Direction: Pull each line holding "grid" out of the entries below.

[Data items]
........

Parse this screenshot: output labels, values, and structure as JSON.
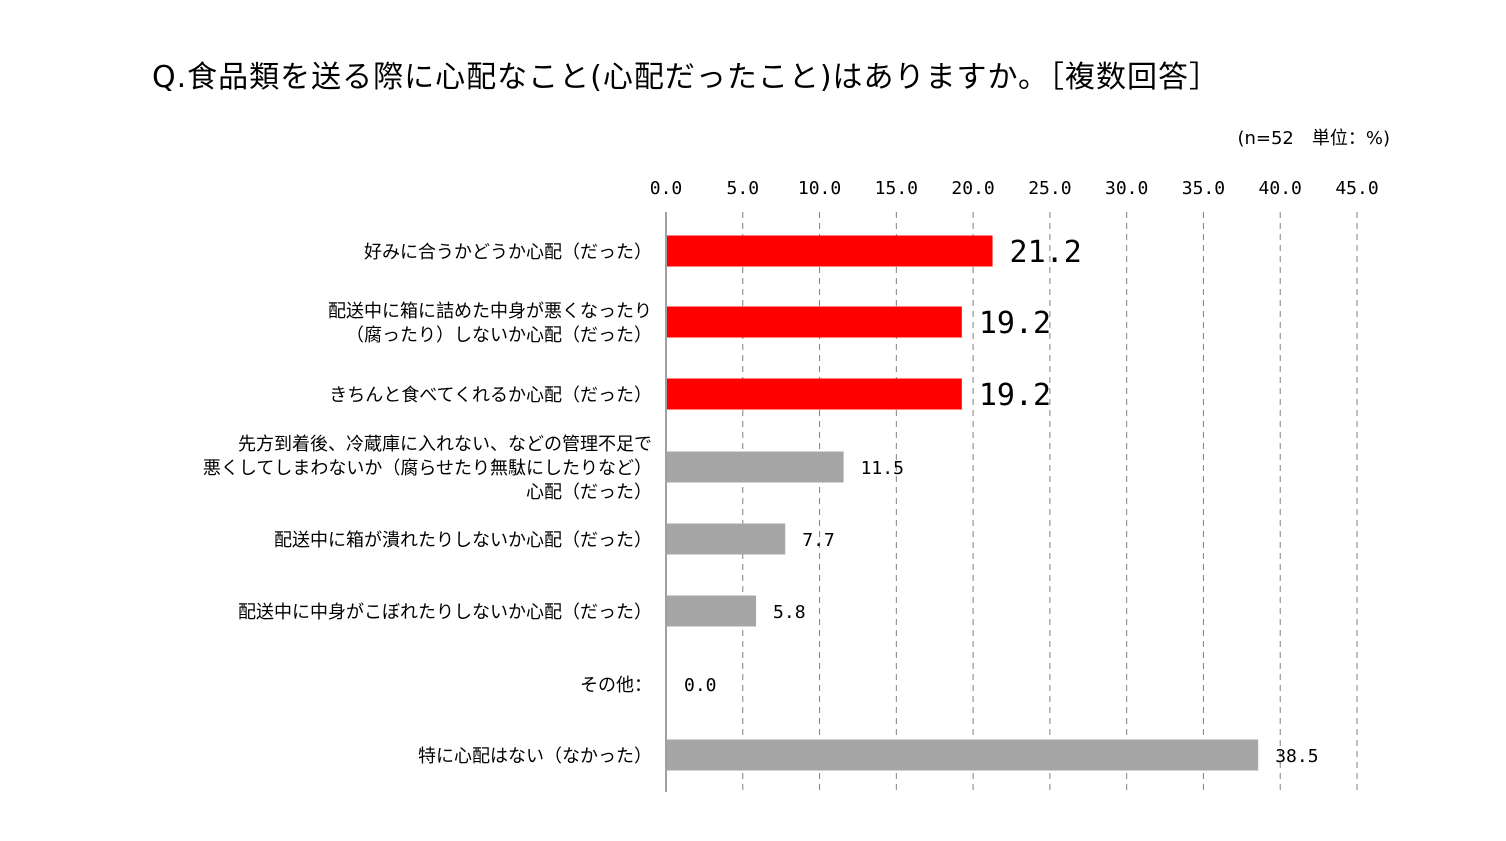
{
  "chart_data": {
    "type": "bar",
    "orientation": "horizontal",
    "title": "Q.食品類を送る際に心配なこと(心配だったこと)はありますか。［複数回答］",
    "note": "(n=52　単位：%)",
    "xlim": [
      0,
      45
    ],
    "ticks": [
      "0.0",
      "5.0",
      "10.0",
      "15.0",
      "20.0",
      "25.0",
      "30.0",
      "35.0",
      "40.0",
      "45.0"
    ],
    "tick_values": [
      0,
      5,
      10,
      15,
      20,
      25,
      30,
      35,
      40,
      45
    ],
    "grid": "vertical-dashed",
    "categories": [
      [
        "好みに合うかどうか心配（だった）"
      ],
      [
        "配送中に箱に詰めた中身が悪くなったり",
        "（腐ったり）しないか心配（だった）"
      ],
      [
        "きちんと食べてくれるか心配（だった）"
      ],
      [
        "先方到着後、冷蔵庫に入れない、などの管理不足で",
        "悪くしてしまわないか（腐らせたり無駄にしたりなど）",
        "心配（だった）"
      ],
      [
        "配送中に箱が潰れたりしないか心配（だった）"
      ],
      [
        "配送中に中身がこぼれたりしないか心配（だった）"
      ],
      [
        "その他："
      ],
      [
        "特に心配はない（なかった）"
      ]
    ],
    "values": [
      21.2,
      19.2,
      19.2,
      11.5,
      7.7,
      5.8,
      0.0,
      38.5
    ],
    "value_labels": [
      "21.2",
      "19.2",
      "19.2",
      "11.5",
      "7.7",
      "5.8",
      "0.0",
      "38.5"
    ],
    "highlighted": [
      true,
      true,
      true,
      false,
      false,
      false,
      false,
      false
    ],
    "colors": {
      "highlight": "#ff0000",
      "normal": "#a6a6a6",
      "grid": "#808080",
      "axis": "#808080"
    }
  }
}
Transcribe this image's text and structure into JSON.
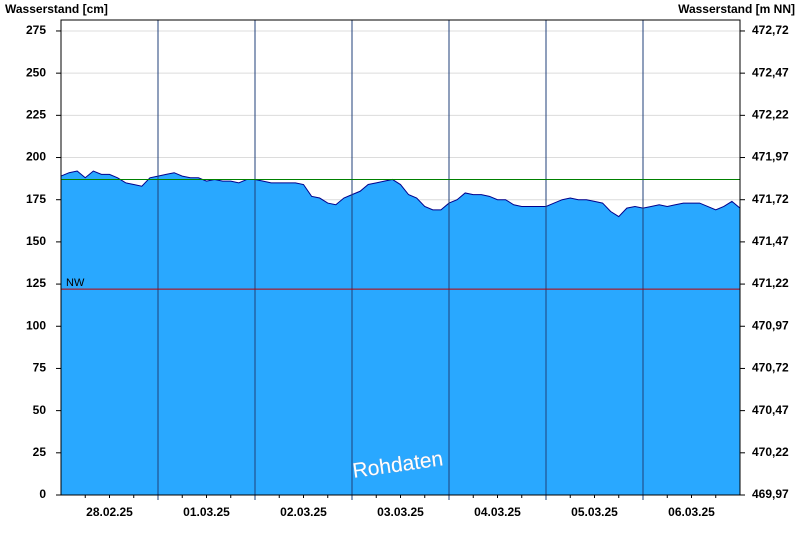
{
  "chart_data": {
    "type": "area",
    "y_axis_title": "Wasserstand [cm]",
    "y2_axis_title": "Wasserstand [m NN]",
    "watermark": "Rohdaten",
    "color": "#29a8ff",
    "line_color": "#00008b",
    "grid": true,
    "categories": [
      null,
      null,
      null,
      null,
      null,
      null,
      "28.02.25",
      null,
      null,
      null,
      null,
      null,
      null,
      null,
      null,
      null,
      null,
      null,
      "01.03.25",
      null,
      null,
      null,
      null,
      null,
      null,
      null,
      null,
      null,
      null,
      null,
      "02.03.25",
      null,
      null,
      null,
      null,
      null,
      null,
      null,
      null,
      null,
      null,
      null,
      "03.03.25",
      null,
      null,
      null,
      null,
      null,
      null,
      null,
      null,
      null,
      null,
      null,
      "04.03.25",
      null,
      null,
      null,
      null,
      null,
      null,
      null,
      null,
      null,
      null,
      null,
      "05.03.25",
      null,
      null,
      null,
      null,
      null,
      null,
      null,
      null,
      null,
      null,
      null,
      "06.03.25",
      null,
      null,
      null,
      null,
      null,
      null
    ],
    "values": [
      189,
      191,
      192,
      188,
      192,
      190,
      190,
      188,
      185,
      184,
      183,
      188,
      189,
      190,
      191,
      189,
      188,
      188,
      186,
      187,
      186,
      186,
      185,
      187,
      187,
      186,
      185,
      185,
      185,
      185,
      184,
      177,
      176,
      173,
      172,
      176,
      178,
      180,
      184,
      185,
      186,
      187,
      184,
      178,
      176,
      171,
      169,
      169,
      173,
      175,
      179,
      178,
      178,
      177,
      175,
      175,
      172,
      171,
      171,
      171,
      171,
      173,
      175,
      176,
      175,
      175,
      174,
      173,
      168,
      165,
      170,
      171,
      170,
      171,
      172,
      171,
      172,
      173,
      173,
      173,
      171,
      169,
      171,
      174,
      170
    ],
    "ylim": [
      0,
      281.5
    ],
    "yticks": [
      0,
      25,
      50,
      75,
      100,
      125,
      150,
      175,
      200,
      225,
      250,
      275
    ],
    "y2lim": [
      469.97,
      472.785
    ],
    "y2ticks": [
      {
        "value": 469.97,
        "label": "469,97"
      },
      {
        "value": 470.22,
        "label": "470,22"
      },
      {
        "value": 470.47,
        "label": "470,47"
      },
      {
        "value": 470.72,
        "label": "470,72"
      },
      {
        "value": 470.97,
        "label": "470,97"
      },
      {
        "value": 471.22,
        "label": "471,22"
      },
      {
        "value": 471.47,
        "label": "471,47"
      },
      {
        "value": 471.72,
        "label": "471,72"
      },
      {
        "value": 471.97,
        "label": "471,97"
      },
      {
        "value": 472.22,
        "label": "472,22"
      },
      {
        "value": 472.47,
        "label": "472,47"
      },
      {
        "value": 472.72,
        "label": "472,72"
      }
    ],
    "reference_lines": [
      {
        "label": "NW",
        "value": 122,
        "color": "#c00000"
      },
      {
        "value": 187,
        "color": "#008000"
      }
    ]
  }
}
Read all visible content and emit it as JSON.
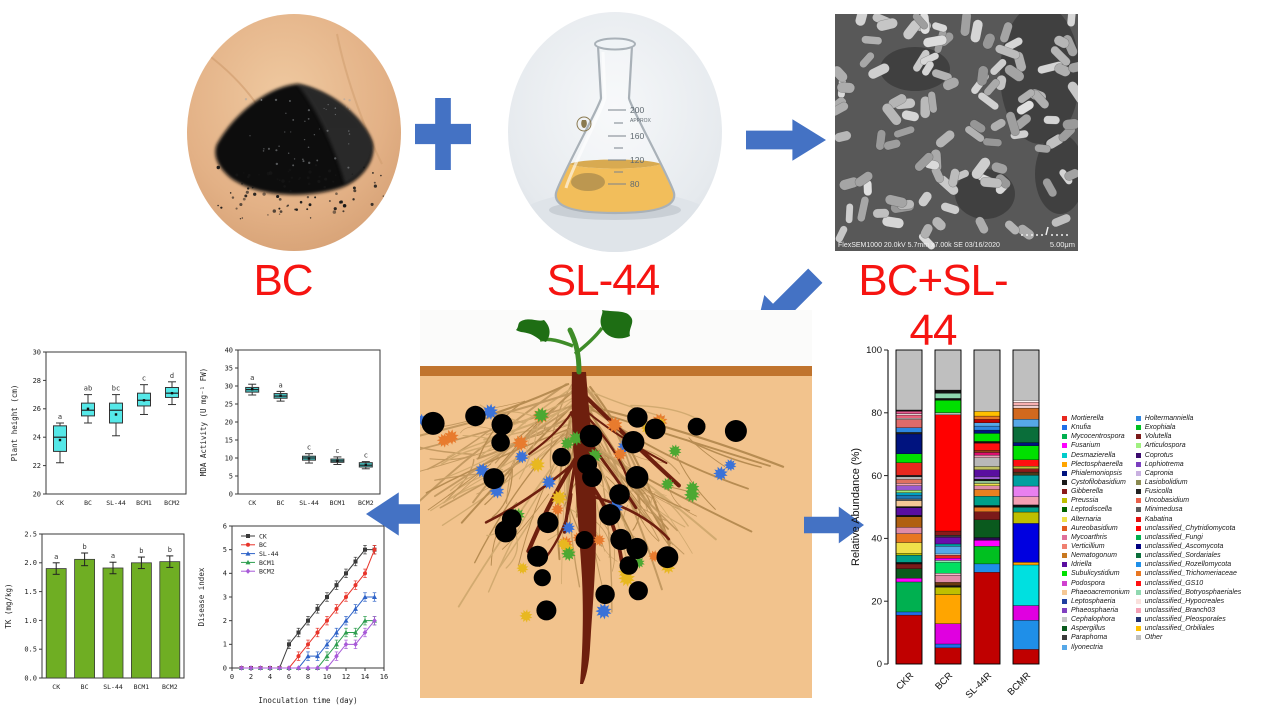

........

Exercise answer:
    "grid": "vertical-dashed",
      "grid": "#808080",
    "grid": true,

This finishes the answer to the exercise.